Pull every "disabled" line out of the data below.

Items from a dataset
#####
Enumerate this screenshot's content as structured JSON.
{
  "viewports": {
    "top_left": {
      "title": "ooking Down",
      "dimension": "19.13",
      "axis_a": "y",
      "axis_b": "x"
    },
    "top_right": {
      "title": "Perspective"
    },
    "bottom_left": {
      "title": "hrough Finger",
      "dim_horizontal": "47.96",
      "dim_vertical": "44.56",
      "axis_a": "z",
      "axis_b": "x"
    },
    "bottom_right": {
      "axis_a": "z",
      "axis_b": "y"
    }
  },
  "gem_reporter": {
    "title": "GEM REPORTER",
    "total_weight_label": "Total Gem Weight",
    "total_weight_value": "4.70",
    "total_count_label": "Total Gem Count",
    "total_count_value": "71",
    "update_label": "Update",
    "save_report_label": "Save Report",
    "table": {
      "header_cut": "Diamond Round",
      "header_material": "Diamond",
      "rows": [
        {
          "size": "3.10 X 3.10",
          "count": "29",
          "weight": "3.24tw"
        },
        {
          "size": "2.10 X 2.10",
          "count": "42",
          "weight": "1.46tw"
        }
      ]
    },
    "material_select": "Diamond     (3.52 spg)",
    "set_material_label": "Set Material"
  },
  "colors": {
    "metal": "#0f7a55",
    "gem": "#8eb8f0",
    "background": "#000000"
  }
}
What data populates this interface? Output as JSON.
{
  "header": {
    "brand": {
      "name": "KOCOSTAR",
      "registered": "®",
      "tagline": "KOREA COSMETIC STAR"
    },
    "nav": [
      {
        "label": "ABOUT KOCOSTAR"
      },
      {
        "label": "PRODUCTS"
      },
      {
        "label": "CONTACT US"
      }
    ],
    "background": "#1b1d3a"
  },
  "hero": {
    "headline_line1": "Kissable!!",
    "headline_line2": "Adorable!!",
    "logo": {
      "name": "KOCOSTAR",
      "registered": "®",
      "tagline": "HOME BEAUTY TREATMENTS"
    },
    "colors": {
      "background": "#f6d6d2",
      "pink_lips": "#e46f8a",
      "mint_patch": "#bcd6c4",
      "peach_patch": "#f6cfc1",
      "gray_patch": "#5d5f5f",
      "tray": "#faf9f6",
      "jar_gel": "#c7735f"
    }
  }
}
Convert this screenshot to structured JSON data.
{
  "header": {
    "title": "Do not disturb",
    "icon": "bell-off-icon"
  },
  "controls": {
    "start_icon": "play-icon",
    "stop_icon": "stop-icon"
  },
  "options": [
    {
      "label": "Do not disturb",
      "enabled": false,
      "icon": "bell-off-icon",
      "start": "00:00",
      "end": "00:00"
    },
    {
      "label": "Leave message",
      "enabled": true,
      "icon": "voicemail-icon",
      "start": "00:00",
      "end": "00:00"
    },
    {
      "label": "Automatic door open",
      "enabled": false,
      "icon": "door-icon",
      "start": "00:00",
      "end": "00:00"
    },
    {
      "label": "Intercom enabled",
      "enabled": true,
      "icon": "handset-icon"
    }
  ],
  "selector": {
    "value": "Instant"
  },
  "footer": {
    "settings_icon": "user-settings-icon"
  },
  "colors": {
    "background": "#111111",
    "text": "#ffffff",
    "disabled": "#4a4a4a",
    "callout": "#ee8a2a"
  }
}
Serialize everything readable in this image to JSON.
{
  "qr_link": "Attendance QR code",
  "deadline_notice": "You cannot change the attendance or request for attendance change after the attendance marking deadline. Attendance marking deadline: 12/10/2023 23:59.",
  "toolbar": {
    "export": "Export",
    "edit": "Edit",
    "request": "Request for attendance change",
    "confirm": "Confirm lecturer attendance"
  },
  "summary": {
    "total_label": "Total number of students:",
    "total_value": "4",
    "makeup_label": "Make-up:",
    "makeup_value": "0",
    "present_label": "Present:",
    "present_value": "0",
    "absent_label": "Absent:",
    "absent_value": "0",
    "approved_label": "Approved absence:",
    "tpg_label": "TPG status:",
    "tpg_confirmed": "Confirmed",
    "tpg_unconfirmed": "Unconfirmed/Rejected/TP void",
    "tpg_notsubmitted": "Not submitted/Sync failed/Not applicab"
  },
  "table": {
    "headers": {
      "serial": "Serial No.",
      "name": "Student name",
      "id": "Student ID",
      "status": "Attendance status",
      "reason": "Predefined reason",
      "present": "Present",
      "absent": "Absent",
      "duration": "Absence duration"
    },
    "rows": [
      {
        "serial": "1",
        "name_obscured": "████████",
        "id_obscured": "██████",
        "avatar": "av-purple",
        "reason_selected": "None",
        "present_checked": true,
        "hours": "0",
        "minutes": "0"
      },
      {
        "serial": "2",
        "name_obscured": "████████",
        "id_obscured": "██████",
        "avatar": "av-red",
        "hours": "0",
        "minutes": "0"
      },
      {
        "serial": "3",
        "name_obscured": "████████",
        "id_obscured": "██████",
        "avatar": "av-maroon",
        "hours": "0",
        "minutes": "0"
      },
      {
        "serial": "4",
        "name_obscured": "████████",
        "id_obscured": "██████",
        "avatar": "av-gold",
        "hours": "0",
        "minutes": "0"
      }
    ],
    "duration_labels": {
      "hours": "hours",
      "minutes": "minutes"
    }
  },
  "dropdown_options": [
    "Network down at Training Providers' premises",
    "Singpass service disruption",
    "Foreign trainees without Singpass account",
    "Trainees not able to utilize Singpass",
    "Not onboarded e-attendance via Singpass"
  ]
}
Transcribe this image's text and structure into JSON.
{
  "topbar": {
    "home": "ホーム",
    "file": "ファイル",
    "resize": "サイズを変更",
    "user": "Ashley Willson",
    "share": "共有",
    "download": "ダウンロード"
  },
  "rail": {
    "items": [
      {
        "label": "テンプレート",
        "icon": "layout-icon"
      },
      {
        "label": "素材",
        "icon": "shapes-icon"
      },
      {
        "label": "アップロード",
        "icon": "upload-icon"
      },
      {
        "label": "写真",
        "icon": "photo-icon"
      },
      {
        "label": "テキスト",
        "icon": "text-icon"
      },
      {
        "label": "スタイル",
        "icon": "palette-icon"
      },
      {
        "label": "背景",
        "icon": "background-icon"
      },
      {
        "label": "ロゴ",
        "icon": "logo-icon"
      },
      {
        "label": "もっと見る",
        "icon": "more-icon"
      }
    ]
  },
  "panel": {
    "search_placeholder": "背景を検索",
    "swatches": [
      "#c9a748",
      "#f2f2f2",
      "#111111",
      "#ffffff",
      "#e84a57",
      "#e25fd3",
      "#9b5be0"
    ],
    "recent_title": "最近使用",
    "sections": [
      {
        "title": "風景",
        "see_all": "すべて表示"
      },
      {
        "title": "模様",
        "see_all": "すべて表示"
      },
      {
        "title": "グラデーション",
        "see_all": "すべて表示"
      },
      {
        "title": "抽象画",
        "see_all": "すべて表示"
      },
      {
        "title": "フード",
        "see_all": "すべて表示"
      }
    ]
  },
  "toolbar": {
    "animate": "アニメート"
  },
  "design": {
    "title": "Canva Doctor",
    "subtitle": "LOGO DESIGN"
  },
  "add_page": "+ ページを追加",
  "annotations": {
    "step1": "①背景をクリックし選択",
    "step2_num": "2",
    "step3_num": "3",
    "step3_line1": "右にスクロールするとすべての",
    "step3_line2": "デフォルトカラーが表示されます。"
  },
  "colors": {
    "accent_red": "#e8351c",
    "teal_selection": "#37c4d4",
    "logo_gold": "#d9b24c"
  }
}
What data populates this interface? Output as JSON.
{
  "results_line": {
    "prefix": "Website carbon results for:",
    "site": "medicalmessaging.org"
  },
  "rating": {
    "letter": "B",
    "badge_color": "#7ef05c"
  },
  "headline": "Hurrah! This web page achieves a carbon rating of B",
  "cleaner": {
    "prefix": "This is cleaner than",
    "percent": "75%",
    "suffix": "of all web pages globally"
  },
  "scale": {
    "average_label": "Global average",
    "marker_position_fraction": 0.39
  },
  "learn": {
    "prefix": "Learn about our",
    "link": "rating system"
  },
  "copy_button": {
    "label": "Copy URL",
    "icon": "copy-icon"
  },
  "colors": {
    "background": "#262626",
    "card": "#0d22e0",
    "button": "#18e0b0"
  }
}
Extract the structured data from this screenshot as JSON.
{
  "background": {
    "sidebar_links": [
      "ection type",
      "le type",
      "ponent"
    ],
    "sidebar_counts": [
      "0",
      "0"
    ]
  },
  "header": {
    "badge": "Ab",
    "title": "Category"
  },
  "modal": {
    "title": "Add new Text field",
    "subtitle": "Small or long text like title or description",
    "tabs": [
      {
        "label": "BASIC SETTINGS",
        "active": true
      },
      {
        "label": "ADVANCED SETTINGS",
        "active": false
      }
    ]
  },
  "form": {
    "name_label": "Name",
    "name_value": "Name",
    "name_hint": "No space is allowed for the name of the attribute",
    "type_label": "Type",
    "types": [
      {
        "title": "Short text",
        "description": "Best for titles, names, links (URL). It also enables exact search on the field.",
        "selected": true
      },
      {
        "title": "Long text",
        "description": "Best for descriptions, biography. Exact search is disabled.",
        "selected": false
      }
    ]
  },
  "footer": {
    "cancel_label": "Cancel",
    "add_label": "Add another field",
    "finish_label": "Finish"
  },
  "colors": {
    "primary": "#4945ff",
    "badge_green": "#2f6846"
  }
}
#####
[WORKED ANSWER]
    "disabled": "#4a4a4a",
        "description": "Best for descriptions, biography. Exact search is disabled.",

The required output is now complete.